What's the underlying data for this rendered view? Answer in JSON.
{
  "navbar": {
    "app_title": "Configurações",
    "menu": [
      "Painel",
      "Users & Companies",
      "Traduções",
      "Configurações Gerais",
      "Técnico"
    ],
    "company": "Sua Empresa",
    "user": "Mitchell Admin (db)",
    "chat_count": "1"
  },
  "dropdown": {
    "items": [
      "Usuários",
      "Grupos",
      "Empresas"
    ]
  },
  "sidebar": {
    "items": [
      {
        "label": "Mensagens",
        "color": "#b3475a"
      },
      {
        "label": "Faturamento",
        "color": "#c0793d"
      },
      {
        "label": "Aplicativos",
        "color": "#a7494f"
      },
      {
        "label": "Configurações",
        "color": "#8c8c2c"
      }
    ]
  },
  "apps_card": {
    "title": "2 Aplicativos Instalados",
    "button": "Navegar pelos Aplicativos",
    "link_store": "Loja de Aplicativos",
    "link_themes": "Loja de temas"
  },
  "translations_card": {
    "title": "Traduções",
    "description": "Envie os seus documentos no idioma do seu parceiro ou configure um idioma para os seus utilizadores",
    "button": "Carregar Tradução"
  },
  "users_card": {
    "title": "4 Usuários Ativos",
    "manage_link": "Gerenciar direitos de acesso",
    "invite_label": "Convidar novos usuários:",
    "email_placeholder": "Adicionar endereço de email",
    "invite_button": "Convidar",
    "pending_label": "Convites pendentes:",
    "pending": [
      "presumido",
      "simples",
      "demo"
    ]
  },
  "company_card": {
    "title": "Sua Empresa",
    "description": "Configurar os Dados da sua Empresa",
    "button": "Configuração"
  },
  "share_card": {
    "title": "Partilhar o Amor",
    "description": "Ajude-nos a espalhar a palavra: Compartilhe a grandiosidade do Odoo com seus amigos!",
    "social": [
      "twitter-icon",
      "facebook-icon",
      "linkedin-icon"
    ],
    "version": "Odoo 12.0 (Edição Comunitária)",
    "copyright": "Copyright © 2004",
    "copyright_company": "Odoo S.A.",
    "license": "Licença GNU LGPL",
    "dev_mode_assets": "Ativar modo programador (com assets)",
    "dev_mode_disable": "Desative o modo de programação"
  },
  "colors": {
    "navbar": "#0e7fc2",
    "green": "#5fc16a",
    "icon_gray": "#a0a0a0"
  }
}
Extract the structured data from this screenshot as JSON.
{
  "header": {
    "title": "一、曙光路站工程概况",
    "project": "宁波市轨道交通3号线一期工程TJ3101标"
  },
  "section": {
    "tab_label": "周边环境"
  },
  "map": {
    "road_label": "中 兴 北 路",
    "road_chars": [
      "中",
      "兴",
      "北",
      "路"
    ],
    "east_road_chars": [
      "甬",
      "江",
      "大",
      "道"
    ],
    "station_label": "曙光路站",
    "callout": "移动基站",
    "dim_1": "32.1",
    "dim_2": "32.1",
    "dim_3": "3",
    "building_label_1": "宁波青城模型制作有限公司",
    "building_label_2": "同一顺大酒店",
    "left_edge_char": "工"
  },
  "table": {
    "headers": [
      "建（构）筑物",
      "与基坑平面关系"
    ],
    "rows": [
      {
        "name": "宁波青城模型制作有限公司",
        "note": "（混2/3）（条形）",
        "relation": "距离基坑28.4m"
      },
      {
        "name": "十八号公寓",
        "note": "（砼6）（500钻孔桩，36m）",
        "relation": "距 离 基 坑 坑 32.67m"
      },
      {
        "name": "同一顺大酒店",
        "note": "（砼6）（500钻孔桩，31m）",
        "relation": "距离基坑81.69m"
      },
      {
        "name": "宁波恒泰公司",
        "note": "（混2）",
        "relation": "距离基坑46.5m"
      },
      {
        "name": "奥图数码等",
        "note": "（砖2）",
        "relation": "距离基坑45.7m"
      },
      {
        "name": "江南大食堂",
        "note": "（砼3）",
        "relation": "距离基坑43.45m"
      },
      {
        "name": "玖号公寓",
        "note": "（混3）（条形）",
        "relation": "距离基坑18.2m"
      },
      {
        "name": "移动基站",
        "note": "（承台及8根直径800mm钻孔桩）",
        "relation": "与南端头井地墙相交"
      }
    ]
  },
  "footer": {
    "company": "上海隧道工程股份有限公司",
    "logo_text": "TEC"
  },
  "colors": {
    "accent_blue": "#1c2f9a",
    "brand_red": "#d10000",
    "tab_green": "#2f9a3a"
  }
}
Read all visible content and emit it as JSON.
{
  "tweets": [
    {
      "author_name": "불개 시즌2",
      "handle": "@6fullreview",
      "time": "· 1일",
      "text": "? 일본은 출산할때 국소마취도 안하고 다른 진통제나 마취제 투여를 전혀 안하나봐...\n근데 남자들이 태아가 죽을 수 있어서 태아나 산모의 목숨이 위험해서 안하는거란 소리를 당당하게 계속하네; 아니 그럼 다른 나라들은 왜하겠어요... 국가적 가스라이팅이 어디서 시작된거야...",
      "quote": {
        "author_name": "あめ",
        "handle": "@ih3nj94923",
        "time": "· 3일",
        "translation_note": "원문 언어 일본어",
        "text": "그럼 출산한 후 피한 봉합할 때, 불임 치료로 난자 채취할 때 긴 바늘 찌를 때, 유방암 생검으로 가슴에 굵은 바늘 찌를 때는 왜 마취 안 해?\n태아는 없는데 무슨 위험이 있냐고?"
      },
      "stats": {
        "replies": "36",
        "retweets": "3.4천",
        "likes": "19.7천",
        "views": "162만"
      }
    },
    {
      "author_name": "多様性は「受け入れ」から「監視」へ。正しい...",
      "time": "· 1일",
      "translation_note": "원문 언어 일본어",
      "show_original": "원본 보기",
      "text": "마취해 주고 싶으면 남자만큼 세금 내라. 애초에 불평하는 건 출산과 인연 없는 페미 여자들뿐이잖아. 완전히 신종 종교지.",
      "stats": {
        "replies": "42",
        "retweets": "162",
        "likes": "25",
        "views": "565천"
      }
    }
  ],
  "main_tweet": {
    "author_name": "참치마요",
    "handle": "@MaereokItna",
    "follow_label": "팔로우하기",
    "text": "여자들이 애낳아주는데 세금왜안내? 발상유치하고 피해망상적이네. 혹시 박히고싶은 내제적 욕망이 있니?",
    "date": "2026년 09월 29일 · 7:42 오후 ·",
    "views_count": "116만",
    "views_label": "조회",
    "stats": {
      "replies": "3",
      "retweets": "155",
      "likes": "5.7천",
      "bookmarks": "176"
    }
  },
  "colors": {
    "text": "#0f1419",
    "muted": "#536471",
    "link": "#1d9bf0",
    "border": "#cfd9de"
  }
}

What is being asked:
Copy out exactly the lines running from the line with "Read all visible content and emit it as JSON." to the end of the records, inclusive.

Output below:
Read all visible content and emit it as JSON.
{
  "tweets": [
    {
      "author_name": "불개 시즌2",
      "handle": "@6fullreview",
      "time": "· 1일",
      "text": "? 일본은 출산할때 국소마취도 안하고 다른 진통제나 마취제 투여를 전혀 안하나봐...\n근데 남자들이 태아가 죽을 수 있어서 태아나 산모의 목숨이 위험해서 안하는거란 소리를 당당하게 계속하네; 아니 그럼 다른 나라들은 왜하겠어요... 국가적 가스라이팅이 어디서 시작된거야...",
      "quote": {
        "author_name": "あめ",
        "handle": "@ih3nj94923",
        "time": "· 3일",
        "translation_note": "원문 언어 일본어",
        "text": "그럼 출산한 후 피한 봉합할 때, 불임 치료로 난자 채취할 때 긴 바늘 찌를 때, 유방암 생검으로 가슴에 굵은 바늘 찌를 때는 왜 마취 안 해?\n태아는 없는데 무슨 위험이 있냐고?"
      },
      "stats": {
        "replies": "36",
        "retweets": "3.4천",
        "likes": "19.7천",
        "views": "162만"
      }
    },
    {
      "author_name": "多様性は「受け入れ」から「監視」へ。正しい...",
      "time": "· 1일",
      "translation_note": "원문 언어 일본어",
      "show_original": "원본 보기",
      "text": "마취해 주고 싶으면 남자만큼 세금 내라. 애초에 불평하는 건 출산과 인연 없는 페미 여자들뿐이잖아. 완전히 신종 종교지.",
      "stats": {
        "replies": "42",
        "retweets": "162",
        "likes": "25",
        "views": "565천"
      }
    }
  ],
  "main_tweet": {
    "author_name": "참치마요",
    "handle": "@MaereokItna",
    "follow_label": "팔로우하기",
    "text": "여자들이 애낳아주는데 세금왜안내? 발상유치하고 피해망상적이네. 혹시 박히고싶은 내제적 욕망이 있니?",
    "date": "2026년 09월 29일 · 7:42 오후 ·",
    "views_count": "116만",
    "views_label": "조회",
    "stats": {
      "replies": "3",
      "retweets": "155",
      "likes": "5.7천",
      "bookmarks": "176"
    }
  },
  "colors": {
    "text": "#0f1419",
    "muted": "#536471",
    "link": "#1d9bf0",
    "border": "#cfd9de"
  }
}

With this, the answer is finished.